* _GOAL_
Quote every item below word for word, leaving out the pictures.
⁂
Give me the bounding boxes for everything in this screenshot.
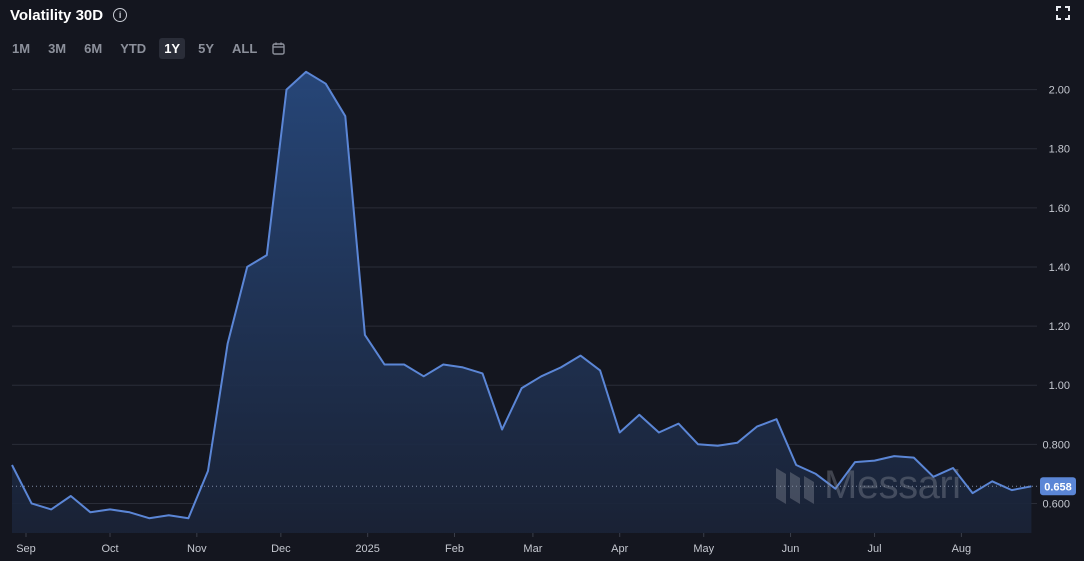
y-tick-label: 0.800 bbox=[1042, 439, 1070, 451]
x-tick-label: Nov bbox=[187, 543, 207, 555]
info-icon[interactable]: i bbox=[113, 8, 128, 22]
x-tick-label: Aug bbox=[952, 543, 972, 555]
calendar-icon[interactable] bbox=[272, 42, 285, 55]
x-tick-label: Jun bbox=[782, 543, 800, 555]
time-range-selector: 1M 3M 6M YTD 1Y 5Y ALL bbox=[7, 37, 285, 60]
x-tick-label: May bbox=[693, 543, 714, 555]
y-tick-label: 1.20 bbox=[1049, 321, 1070, 333]
range-1y-button[interactable]: 1Y bbox=[159, 38, 186, 59]
x-tick-label: Jul bbox=[868, 543, 882, 555]
current-value-label: 0.658 bbox=[1044, 481, 1072, 493]
messari-logo-icon bbox=[776, 467, 814, 504]
current-value-badge: 0.658 bbox=[1040, 477, 1076, 496]
x-tick-label: Feb bbox=[445, 543, 464, 555]
area-fill bbox=[12, 71, 1032, 534]
series-line-path bbox=[11, 70, 1032, 520]
series-line bbox=[11, 70, 1032, 520]
range-6m-button[interactable]: 6M bbox=[84, 41, 103, 56]
y-tick-label: 1.80 bbox=[1049, 144, 1070, 156]
data-points bbox=[11, 71, 1032, 519]
watermark-text: Messari bbox=[824, 463, 961, 507]
range-all-button[interactable]: ALL bbox=[232, 41, 258, 56]
x-tick-label: 2025 bbox=[355, 543, 379, 555]
y-tick-label: 1.00 bbox=[1049, 380, 1070, 392]
range-1m-button[interactable]: 1M bbox=[12, 41, 31, 56]
range-3m-button[interactable]: 3M bbox=[48, 41, 67, 56]
x-tick-label: Oct bbox=[101, 543, 118, 555]
y-tick-label: 0.600 bbox=[1042, 498, 1070, 510]
y-tick-label: 1.60 bbox=[1049, 203, 1070, 215]
x-tick-label: Sep bbox=[16, 543, 36, 555]
badge-background bbox=[1040, 477, 1076, 496]
range-5y-button[interactable]: 5Y bbox=[198, 41, 214, 56]
y-axis-ticks: 2.00 1.80 1.60 1.40 1.20 1.00 0.800 0.600 bbox=[1042, 85, 1070, 511]
fullscreen-icon[interactable] bbox=[1056, 6, 1070, 20]
y-tick-label: 1.40 bbox=[1049, 262, 1070, 274]
current-value-marker: 0.658 bbox=[12, 477, 1076, 496]
range-ytd-button[interactable]: YTD bbox=[120, 41, 147, 56]
x-tick-label: Apr bbox=[611, 543, 628, 555]
chart-header: Volatility 30D i bbox=[10, 5, 128, 25]
messari-watermark: Messari bbox=[776, 463, 961, 508]
gridlines bbox=[12, 89, 1037, 504]
y-tick-label: 2.00 bbox=[1049, 85, 1070, 97]
x-tick-label: Dec bbox=[271, 543, 291, 555]
x-tick-label: Mar bbox=[523, 543, 542, 555]
area-fill-path bbox=[12, 71, 1032, 534]
chart-title: Volatility 30D bbox=[10, 6, 104, 24]
x-axis-ticks: Sep Oct Nov Dec 2025 Feb Mar Apr May Jun Jul Aug bbox=[16, 533, 971, 555]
⁂
* _TASK SOLUTION_
Give me the bounding boxes for everything in this screenshot.
y-tick-label: 0.800 bbox=[1042, 439, 1070, 451]
x-tick-label: Nov bbox=[187, 543, 207, 555]
info-icon[interactable]: i bbox=[113, 8, 128, 22]
x-tick-label: Aug bbox=[952, 543, 972, 555]
calendar-icon[interactable] bbox=[272, 42, 285, 55]
x-tick-label: Jun bbox=[782, 543, 800, 555]
time-range-selector: 1M 3M 6M YTD 1Y 5Y ALL bbox=[7, 37, 285, 60]
x-tick-label: May bbox=[693, 543, 714, 555]
y-tick-label: 1.20 bbox=[1049, 321, 1070, 333]
range-1y-button[interactable]: 1Y bbox=[159, 38, 186, 59]
x-tick-label: Jul bbox=[868, 543, 882, 555]
current-value-label: 0.658 bbox=[1044, 481, 1072, 493]
messari-logo-icon bbox=[776, 467, 814, 504]
current-value-badge: 0.658 bbox=[1040, 477, 1076, 496]
x-tick-label: Feb bbox=[445, 543, 464, 555]
area-fill bbox=[12, 71, 1032, 534]
series-line-path bbox=[11, 70, 1032, 520]
series-line bbox=[11, 70, 1032, 520]
range-6m-button[interactable]: 6M bbox=[84, 41, 103, 56]
y-tick-label: 1.80 bbox=[1049, 144, 1070, 156]
data-points bbox=[11, 71, 1032, 519]
watermark-text: Messari bbox=[824, 463, 961, 507]
range-all-button[interactable]: ALL bbox=[232, 41, 258, 56]
x-tick-label: 2025 bbox=[355, 543, 379, 555]
y-tick-label: 1.00 bbox=[1049, 380, 1070, 392]
range-1m-button[interactable]: 1M bbox=[12, 41, 31, 56]
range-3m-button[interactable]: 3M bbox=[48, 41, 67, 56]
x-tick-label: Oct bbox=[101, 543, 118, 555]
y-tick-label: 0.600 bbox=[1042, 498, 1070, 510]
y-tick-label: 1.60 bbox=[1049, 203, 1070, 215]
x-tick-label: Sep bbox=[16, 543, 36, 555]
badge-background bbox=[1040, 477, 1076, 496]
range-5y-button[interactable]: 5Y bbox=[198, 41, 214, 56]
y-axis-ticks: 2.00 1.80 1.60 1.40 1.20 1.00 0.800 0.600 bbox=[1042, 85, 1070, 511]
fullscreen-icon[interactable] bbox=[1056, 6, 1070, 20]
y-tick-label: 1.40 bbox=[1049, 262, 1070, 274]
current-value-marker: 0.658 bbox=[12, 477, 1076, 496]
range-ytd-button[interactable]: YTD bbox=[120, 41, 147, 56]
x-tick-label: Apr bbox=[611, 543, 628, 555]
chart-header: Volatility 30D i bbox=[10, 5, 128, 25]
messari-watermark: Messari bbox=[776, 463, 961, 508]
gridlines bbox=[12, 89, 1037, 504]
y-tick-label: 2.00 bbox=[1049, 85, 1070, 97]
x-tick-label: Dec bbox=[271, 543, 291, 555]
x-tick-label: Mar bbox=[523, 543, 542, 555]
area-fill-path bbox=[12, 71, 1032, 534]
chart-title: Volatility 30D bbox=[10, 6, 104, 24]
x-axis-ticks: Sep Oct Nov Dec 2025 Feb Mar Apr May Jun Jul Aug bbox=[16, 533, 971, 555]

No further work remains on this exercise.